Berlin auf dem Weg zur Solarcity: Kraftvolles Scheinen

Auf Schulen werden zwar mehr und mehr Solarpaneele installiert. Insgesamt ist das aber sehr wenig. Jetzt prüft der der Senat eine Solarpflicht.

Eine Photovoltaikdachanlage auf einem Berliner Flachdach mit Blick auf den Fernsehturm

Kraft sammeln, auf den Dächern von Berlin Foto: Paul Langrock

Brutzelt die Sonne über Berlin, sollte man diese doch einfangen und steckdosentauglich machen – könnte man meinen. Für Solaranlagen ist auf den Dächern der Hauptstadt noch massig Platz, sagen Studien. Doch Berlin ist deutschlandweit weiterhin Schlusslicht bei der Nutzung von Solarenergie. Damit leere Dächer stärker bestückt werden, will der Senat Ende des Jahres ein Solargesetz beschließen und prüft eine Solarpflicht für alle Dächer – trotz oder gerade wegen des Mietendeckels.

Pünktlich zum Schulstart nach den Sommerferien bauen die Berliner Stadtwerke derzeit 15 Solaranlagen auf Schuldächer in Friedrichshain-Kreuzberg, Mitte und Zehlendorf. Mit weiteren Bezirken, etwa Lichtenberg, gibt es bereits Verträge; oder sie werden verhandelt, wie mit Neukölln. Auch auf anderen öffentlichen Gebäuden kommt die vom rot-rot-grünen Senat seit Jahren propagierte Installation von Solaranlagen langsam in Gang: auf Häusern der Bezirke und öffentlicher Unternehmen, wie der Wasserbetriebe. Das ergeben fünf Anfragen des Linken-Abgeordneten Michael Efler von Anfang Juni, der jährlich abfragt, wie es um die Solarenergie in Berlin steht. Und das ist die gute Nachricht.

Die Schlechte: Insgesamt ist das sehr wenig. Was laut grüner Wirtschaftssenatorin Ramona Pop „Vorbildwirkung“ haben soll, ist vielmehr Ausnahme. Auf öffentlichen Gebäuden gibt es bei weitem nicht so viel Platz und Sonne für Solaranlagen wie auf Mehrfamilienhäusern, wo das größte Potenzial schlummert (siehe Kasten). Doch im privaten Bereich liegen die Potenziale brach.

Unterm Strich lag der Solarstromanteil in Berlin 2018 bei schmächtigen 1,4 Prozent. Für 2019 dürfte er etwas gestiegen sein, belastbare Zahlen gibt es noch nicht. Auf stolze 25 Prozent solle er bis 2050 klettern, beschloss der Senat im März mit dem Masterplan Solarcity. Schaut man sich die Nutzung erneuerbarer Energien bezogen auf den gesamten Energieverbrauch an, liegt der Anteil bei mageren 4 Prozent (2016) – das zeigt der Bundesländervergleich der Agentur für Erneuerbare Energien, Berlin ist hier Schlusslicht.

* * *

* Aufgabe *
Schreib den Artikel oben über Solarenergie in Berlin weiter und knüpf direkt an seinen letzten Satz an.

* * *

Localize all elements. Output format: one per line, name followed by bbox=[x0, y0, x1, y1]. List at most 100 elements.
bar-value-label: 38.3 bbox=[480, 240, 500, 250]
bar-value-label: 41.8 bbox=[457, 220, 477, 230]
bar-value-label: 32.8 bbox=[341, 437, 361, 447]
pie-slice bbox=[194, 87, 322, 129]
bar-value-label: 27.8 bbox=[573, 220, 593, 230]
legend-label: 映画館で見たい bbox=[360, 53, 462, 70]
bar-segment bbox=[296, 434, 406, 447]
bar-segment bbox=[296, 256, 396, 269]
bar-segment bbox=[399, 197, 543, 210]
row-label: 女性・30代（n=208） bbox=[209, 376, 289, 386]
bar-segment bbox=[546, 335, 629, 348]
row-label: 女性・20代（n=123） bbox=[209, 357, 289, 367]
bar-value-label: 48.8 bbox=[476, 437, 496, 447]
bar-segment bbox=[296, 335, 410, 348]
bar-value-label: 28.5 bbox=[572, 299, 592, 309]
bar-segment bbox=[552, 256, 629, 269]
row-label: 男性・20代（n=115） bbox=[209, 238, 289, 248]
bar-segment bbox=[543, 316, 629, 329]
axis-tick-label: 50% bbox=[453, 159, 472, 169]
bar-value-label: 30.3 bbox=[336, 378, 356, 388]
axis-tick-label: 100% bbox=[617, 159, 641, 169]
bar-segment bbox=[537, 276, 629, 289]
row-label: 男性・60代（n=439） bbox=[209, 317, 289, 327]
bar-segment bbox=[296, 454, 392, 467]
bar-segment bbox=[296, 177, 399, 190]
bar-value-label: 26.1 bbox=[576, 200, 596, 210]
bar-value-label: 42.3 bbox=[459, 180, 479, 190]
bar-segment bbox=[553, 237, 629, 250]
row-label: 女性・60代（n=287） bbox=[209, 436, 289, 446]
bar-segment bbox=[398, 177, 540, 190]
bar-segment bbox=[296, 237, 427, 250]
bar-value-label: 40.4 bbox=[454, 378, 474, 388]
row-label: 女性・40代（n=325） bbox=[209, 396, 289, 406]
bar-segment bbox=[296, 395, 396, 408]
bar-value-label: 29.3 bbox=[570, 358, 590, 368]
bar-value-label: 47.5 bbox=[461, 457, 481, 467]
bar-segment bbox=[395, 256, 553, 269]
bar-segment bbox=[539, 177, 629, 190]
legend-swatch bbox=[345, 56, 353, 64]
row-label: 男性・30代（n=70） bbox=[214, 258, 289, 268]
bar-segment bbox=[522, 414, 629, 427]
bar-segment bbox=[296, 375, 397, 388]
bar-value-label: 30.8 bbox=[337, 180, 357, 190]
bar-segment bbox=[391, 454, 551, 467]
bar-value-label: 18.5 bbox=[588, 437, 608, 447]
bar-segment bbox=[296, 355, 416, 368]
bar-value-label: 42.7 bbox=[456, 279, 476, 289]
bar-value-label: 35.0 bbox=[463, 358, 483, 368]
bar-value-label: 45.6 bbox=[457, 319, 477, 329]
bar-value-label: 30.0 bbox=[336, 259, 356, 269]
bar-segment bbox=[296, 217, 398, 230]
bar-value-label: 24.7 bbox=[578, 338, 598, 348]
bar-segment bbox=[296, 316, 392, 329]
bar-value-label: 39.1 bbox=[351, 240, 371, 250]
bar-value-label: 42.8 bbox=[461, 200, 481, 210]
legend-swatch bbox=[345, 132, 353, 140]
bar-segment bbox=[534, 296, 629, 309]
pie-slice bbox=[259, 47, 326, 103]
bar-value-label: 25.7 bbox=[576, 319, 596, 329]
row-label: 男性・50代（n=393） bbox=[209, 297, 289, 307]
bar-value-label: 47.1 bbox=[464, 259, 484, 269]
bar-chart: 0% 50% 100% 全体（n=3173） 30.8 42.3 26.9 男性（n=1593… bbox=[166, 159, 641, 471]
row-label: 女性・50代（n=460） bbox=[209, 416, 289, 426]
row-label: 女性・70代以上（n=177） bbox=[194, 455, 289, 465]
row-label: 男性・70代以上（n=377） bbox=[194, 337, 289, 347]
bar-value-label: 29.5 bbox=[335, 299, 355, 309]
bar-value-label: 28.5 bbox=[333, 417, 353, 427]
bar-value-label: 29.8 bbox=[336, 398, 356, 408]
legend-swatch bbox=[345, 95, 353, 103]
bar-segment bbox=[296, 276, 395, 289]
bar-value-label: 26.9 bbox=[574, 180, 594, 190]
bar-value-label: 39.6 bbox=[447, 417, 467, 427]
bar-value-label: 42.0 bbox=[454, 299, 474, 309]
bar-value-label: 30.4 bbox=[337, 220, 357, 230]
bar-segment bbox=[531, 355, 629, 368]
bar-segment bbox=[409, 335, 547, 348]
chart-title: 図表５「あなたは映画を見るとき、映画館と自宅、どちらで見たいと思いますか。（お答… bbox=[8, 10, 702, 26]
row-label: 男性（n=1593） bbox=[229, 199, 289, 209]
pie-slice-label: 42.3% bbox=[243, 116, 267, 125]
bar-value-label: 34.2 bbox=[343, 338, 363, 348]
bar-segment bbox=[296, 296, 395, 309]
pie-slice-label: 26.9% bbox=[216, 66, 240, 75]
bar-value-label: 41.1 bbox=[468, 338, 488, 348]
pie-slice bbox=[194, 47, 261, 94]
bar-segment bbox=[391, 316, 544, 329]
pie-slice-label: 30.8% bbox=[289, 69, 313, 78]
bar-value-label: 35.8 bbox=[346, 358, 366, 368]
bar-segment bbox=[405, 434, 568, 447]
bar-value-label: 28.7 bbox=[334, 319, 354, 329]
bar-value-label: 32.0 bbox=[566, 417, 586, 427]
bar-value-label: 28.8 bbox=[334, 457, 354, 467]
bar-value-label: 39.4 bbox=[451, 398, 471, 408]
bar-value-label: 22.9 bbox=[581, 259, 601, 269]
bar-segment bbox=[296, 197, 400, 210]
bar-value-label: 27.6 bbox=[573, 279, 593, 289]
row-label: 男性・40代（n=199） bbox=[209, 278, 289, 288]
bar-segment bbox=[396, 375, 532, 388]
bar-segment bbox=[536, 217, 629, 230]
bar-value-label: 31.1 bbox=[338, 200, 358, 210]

* * *

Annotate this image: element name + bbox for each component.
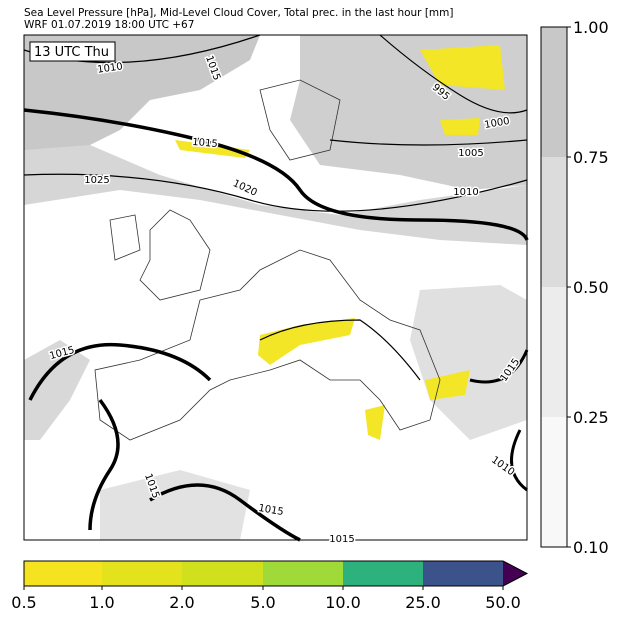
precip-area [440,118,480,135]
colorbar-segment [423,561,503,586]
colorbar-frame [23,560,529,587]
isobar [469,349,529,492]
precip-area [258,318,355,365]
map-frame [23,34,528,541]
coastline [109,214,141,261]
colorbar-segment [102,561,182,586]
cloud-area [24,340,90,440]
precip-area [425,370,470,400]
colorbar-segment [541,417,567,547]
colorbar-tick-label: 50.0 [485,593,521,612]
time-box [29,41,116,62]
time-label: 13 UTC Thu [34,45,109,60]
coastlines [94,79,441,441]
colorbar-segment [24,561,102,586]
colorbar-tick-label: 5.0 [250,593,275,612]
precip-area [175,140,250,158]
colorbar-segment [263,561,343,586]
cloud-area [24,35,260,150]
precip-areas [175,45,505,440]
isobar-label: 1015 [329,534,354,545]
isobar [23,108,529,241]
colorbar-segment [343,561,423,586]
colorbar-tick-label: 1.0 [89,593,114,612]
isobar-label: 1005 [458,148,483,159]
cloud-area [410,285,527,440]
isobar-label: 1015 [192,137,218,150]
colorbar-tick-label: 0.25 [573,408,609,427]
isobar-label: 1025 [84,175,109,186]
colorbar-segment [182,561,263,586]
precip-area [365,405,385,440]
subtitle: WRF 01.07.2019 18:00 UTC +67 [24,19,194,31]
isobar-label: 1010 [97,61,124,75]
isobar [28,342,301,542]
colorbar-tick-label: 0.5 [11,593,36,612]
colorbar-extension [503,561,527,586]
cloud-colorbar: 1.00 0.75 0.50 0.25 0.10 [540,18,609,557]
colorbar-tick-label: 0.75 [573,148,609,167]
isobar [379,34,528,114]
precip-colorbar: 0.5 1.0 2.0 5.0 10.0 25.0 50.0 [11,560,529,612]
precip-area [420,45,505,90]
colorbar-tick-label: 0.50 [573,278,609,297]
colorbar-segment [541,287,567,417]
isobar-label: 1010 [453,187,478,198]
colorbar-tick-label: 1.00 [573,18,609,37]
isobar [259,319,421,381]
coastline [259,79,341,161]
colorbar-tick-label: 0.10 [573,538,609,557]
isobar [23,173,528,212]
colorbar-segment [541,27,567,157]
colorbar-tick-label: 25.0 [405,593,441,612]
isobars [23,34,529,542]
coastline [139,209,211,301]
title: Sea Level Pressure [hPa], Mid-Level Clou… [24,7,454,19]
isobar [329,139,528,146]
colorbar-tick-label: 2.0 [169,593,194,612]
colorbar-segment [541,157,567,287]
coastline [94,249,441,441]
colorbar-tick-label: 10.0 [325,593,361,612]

* * *

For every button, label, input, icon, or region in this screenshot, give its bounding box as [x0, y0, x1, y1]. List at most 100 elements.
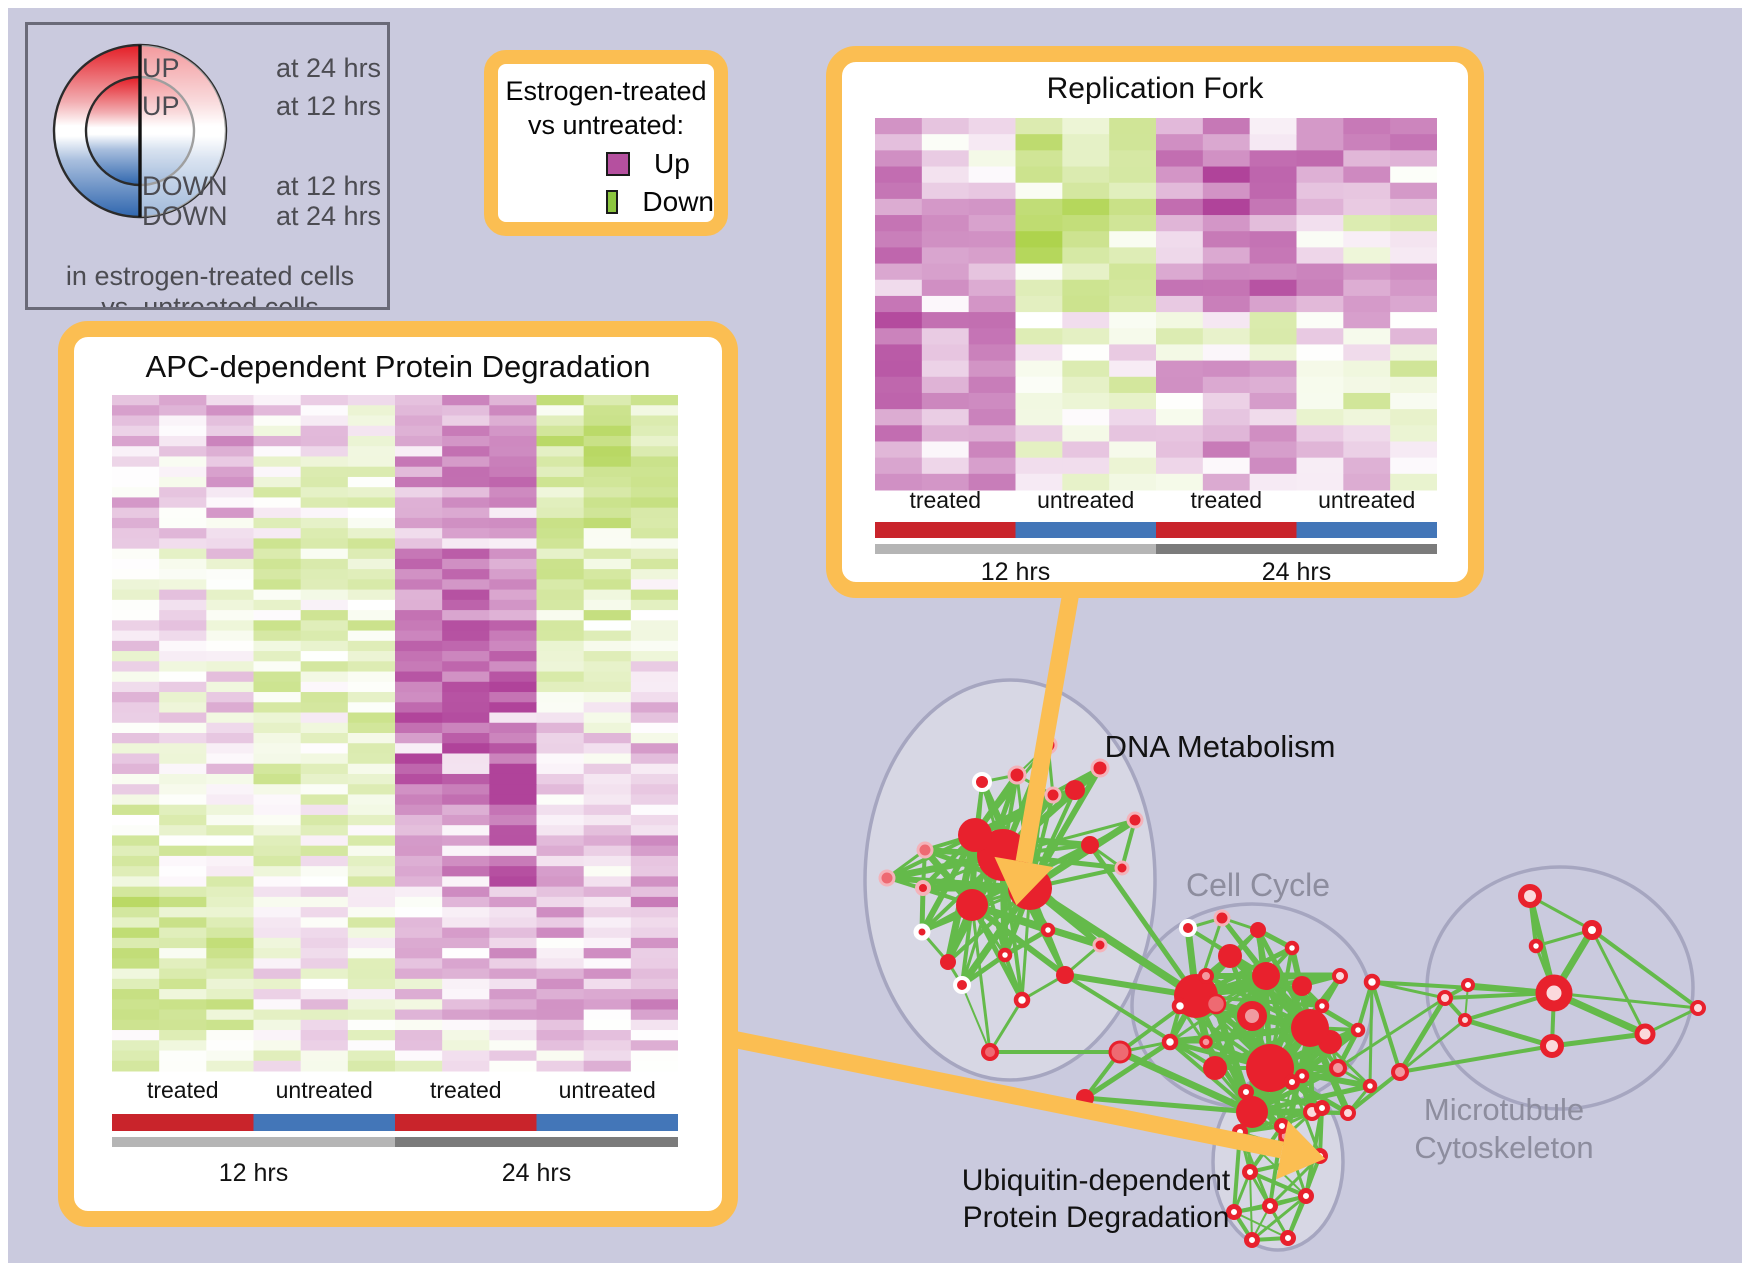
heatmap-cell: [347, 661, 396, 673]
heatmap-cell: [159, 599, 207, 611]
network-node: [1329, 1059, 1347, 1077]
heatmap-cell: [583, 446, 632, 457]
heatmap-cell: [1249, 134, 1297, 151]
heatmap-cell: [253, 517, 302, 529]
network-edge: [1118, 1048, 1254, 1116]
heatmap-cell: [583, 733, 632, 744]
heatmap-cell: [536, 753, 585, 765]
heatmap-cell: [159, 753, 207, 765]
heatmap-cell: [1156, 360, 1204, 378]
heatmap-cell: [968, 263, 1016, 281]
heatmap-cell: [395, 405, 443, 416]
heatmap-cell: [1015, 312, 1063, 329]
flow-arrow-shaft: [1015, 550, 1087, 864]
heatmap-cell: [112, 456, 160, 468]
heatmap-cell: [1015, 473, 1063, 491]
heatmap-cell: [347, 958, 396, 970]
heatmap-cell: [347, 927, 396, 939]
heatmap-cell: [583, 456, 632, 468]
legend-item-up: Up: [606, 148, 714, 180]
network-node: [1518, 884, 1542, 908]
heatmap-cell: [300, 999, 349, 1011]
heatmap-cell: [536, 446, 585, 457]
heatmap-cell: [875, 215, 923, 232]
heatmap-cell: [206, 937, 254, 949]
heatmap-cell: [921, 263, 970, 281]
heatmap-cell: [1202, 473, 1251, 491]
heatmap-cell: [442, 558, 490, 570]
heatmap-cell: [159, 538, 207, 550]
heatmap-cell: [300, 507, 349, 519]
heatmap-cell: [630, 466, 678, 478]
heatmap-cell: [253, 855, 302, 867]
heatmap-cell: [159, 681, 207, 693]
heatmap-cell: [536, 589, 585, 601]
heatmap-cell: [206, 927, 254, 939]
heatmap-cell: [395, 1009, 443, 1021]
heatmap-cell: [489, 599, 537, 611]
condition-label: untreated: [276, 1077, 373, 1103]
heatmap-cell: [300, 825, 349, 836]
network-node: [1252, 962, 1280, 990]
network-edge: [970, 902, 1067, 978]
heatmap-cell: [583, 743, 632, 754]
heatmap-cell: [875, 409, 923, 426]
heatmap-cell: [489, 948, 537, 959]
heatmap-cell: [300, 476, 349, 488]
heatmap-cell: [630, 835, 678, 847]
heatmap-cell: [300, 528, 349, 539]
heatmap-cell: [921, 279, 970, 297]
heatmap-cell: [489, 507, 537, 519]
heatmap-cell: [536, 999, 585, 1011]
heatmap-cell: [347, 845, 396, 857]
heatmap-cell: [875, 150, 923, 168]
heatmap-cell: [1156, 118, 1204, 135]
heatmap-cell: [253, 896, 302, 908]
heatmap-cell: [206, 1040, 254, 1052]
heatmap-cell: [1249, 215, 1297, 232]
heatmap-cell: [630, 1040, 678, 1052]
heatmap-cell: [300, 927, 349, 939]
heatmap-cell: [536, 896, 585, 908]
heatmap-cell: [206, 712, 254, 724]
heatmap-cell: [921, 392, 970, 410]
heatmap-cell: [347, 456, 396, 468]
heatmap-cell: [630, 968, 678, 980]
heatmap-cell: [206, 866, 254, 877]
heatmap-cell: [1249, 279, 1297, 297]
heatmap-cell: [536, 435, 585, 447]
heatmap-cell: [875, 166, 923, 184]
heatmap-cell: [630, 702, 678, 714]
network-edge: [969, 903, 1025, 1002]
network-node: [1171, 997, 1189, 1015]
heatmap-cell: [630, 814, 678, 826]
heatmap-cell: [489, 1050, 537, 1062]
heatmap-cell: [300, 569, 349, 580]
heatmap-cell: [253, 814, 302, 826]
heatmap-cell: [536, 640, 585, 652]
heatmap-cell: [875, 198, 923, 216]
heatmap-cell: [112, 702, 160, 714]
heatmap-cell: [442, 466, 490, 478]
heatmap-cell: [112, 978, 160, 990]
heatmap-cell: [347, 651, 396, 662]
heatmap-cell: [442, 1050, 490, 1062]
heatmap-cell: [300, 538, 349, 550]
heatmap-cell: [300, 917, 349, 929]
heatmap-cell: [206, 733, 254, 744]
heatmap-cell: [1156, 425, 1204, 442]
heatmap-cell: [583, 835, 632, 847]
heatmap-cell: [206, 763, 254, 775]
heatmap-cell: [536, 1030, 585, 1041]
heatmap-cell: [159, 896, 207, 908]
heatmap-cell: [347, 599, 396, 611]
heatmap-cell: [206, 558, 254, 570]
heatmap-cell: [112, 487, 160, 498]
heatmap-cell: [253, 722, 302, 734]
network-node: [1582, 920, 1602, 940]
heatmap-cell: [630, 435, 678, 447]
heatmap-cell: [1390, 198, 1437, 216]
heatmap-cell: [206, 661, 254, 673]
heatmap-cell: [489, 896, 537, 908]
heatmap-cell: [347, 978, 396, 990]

* * *

* Ergebnis *
Solarcity: Bis 2050 soll der Solarstromanteil in Berlin von derzeit 1,3 auf 25 Prozent klettern. Einen Katalog mit 27 Maßnahmen beschloss der Senat im März 2020: Förderprogramme sollen ergänzt, Unternehmen informiert, das Handwerk gestärkt und eine Solarpflicht geprüft werden. Interessenvertreter*innen, wie vom Mieterverein oder Vattenfall, erarbeiteten den Katalog gemeinsam mit dem Fraunhofer ISE.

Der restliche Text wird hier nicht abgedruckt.